[Data extracted from a collection]
────────────────────────────────────────
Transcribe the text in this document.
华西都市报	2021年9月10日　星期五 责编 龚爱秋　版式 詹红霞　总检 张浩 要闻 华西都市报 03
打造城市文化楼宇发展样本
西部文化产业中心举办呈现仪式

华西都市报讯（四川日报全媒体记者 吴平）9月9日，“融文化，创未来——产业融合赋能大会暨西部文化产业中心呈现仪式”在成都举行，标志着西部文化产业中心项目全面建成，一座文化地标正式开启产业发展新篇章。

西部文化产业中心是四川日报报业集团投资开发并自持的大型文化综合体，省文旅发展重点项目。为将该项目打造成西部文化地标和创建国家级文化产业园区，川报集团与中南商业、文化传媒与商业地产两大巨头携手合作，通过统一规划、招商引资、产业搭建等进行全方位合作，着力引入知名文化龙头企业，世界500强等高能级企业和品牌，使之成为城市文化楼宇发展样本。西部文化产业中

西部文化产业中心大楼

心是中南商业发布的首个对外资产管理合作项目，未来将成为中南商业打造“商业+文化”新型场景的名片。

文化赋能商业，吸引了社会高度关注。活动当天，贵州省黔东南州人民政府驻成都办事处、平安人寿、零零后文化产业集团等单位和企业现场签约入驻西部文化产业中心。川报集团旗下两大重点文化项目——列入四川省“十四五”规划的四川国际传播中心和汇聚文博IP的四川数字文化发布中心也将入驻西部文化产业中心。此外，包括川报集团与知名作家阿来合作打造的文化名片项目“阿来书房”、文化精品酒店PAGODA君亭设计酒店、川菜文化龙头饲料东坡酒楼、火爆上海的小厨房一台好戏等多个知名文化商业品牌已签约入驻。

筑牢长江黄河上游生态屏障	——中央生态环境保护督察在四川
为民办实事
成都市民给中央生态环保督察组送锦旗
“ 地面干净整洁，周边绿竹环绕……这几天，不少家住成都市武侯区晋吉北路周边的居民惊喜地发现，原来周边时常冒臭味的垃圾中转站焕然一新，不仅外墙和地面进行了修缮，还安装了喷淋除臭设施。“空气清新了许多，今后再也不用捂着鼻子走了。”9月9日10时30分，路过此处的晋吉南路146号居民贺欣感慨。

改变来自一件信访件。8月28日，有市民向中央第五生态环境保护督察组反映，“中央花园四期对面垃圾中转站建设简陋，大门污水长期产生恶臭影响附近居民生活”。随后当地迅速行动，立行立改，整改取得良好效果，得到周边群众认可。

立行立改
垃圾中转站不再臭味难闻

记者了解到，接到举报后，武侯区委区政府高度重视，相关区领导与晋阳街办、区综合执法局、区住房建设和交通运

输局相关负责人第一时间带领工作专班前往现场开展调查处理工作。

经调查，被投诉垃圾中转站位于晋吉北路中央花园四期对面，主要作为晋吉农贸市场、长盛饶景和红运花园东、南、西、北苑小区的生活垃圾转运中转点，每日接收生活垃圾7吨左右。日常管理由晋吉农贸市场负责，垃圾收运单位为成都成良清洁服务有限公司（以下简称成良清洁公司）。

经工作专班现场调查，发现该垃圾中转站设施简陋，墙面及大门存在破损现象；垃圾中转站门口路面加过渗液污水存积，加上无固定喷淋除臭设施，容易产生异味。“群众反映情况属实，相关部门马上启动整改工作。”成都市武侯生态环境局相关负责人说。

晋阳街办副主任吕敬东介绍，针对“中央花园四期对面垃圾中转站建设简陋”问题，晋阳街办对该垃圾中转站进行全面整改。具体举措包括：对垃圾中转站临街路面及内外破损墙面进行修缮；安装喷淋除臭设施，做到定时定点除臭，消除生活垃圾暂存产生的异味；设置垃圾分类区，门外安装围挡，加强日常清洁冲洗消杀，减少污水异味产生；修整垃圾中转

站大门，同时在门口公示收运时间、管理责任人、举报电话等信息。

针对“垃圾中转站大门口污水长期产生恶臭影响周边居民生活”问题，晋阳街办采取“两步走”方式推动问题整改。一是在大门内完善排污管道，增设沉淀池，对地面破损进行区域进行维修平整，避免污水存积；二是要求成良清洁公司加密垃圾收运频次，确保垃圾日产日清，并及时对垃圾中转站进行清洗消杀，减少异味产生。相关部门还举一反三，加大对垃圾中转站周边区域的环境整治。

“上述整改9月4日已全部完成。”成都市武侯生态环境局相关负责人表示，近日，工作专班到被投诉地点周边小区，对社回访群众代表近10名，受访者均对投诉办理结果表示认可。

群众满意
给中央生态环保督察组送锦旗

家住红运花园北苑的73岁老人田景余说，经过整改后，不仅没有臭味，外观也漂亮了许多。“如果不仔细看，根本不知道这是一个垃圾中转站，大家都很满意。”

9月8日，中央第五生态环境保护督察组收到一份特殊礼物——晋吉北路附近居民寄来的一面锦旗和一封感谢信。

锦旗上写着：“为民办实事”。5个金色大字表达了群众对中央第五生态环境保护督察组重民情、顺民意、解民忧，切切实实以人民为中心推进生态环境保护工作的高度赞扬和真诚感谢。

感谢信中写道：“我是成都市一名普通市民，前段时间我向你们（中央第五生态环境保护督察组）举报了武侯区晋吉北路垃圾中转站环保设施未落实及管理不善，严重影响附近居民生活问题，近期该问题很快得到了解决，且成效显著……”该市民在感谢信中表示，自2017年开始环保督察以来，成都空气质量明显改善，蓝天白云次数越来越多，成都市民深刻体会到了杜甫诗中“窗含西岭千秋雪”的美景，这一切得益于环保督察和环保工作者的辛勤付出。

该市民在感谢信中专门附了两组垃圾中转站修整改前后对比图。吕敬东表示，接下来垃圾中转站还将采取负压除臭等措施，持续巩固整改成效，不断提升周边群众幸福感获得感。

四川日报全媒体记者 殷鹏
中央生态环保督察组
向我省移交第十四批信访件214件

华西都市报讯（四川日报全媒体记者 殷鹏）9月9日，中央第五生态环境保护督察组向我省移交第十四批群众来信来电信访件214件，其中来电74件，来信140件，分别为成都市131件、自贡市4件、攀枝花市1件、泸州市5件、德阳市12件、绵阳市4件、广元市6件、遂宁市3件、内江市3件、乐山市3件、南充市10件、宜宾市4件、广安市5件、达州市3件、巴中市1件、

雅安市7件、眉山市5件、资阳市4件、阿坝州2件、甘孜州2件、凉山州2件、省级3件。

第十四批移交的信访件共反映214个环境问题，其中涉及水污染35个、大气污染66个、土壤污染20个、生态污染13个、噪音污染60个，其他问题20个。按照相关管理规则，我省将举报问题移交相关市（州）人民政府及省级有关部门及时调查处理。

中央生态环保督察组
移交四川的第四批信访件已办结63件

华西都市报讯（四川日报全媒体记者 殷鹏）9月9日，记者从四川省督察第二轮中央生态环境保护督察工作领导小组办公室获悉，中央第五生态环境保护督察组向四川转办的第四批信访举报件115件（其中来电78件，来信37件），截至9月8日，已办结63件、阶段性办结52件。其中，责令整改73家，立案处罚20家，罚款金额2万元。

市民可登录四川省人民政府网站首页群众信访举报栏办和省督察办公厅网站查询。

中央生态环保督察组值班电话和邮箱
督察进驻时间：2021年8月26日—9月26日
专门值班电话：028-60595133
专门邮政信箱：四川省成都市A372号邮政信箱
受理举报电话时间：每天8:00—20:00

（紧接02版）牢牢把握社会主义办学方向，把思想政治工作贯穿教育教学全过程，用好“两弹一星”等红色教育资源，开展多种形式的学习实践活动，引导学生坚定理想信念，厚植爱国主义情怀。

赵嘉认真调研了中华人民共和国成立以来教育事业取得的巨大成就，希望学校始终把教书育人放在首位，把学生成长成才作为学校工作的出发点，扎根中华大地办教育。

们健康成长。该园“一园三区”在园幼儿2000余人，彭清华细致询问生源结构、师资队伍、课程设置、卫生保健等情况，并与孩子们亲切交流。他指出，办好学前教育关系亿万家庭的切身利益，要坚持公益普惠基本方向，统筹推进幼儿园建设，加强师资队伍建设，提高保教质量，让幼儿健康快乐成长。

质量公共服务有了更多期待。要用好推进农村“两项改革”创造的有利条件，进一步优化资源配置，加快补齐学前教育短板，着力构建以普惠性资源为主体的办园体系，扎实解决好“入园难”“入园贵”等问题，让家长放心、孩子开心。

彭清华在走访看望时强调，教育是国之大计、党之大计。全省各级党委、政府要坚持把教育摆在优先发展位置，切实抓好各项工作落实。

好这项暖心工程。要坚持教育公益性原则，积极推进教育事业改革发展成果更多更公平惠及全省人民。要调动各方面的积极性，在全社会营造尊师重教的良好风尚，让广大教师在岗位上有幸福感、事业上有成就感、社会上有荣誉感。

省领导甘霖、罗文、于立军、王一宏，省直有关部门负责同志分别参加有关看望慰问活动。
────────────────────────────────────────
#### [What you have to do]
Look through the records and gather each line with the word "四川日报全媒体记者".

#### [Output for this task]
华西都市报讯（四川日报全媒体记者 吴平）9月9日，“融文化，创未来——产业融合赋能大会暨西部文化产业中心呈现仪式”在成都举行，标志着西部文化产业中心项目全面建成，一座文化地标正式开启产业发展新篇章。
四川日报全媒体记者 殷鹏
华西都市报讯（四川日报全媒体记者 殷鹏）9月9日，中央第五生态环境保护督察组向我省移交第十四批群众来信来电信访件214件，其中来电74件，来信140件，分别为成都市131件、自贡市4件、攀枝花市1件、泸州市5件、德阳市12件、绵阳市4件、广元市6件、遂宁市3件、内江市3件、乐山市3件、南充市10件、宜宾市4件、广安市5件、达州市3件、巴中市1件、
华西都市报讯（四川日报全媒体记者 殷鹏）9月9日，记者从四川省督察第二轮中央生态环境保护督察工作领导小组办公室获悉，中央第五生态环境保护督察组向四川转办的第四批信访举报件115件（其中来电78件，来信37件），截至9月8日，已办结63件、阶段性办结52件。其中，责令整改73家，立案处罚20家，罚款金额2万元。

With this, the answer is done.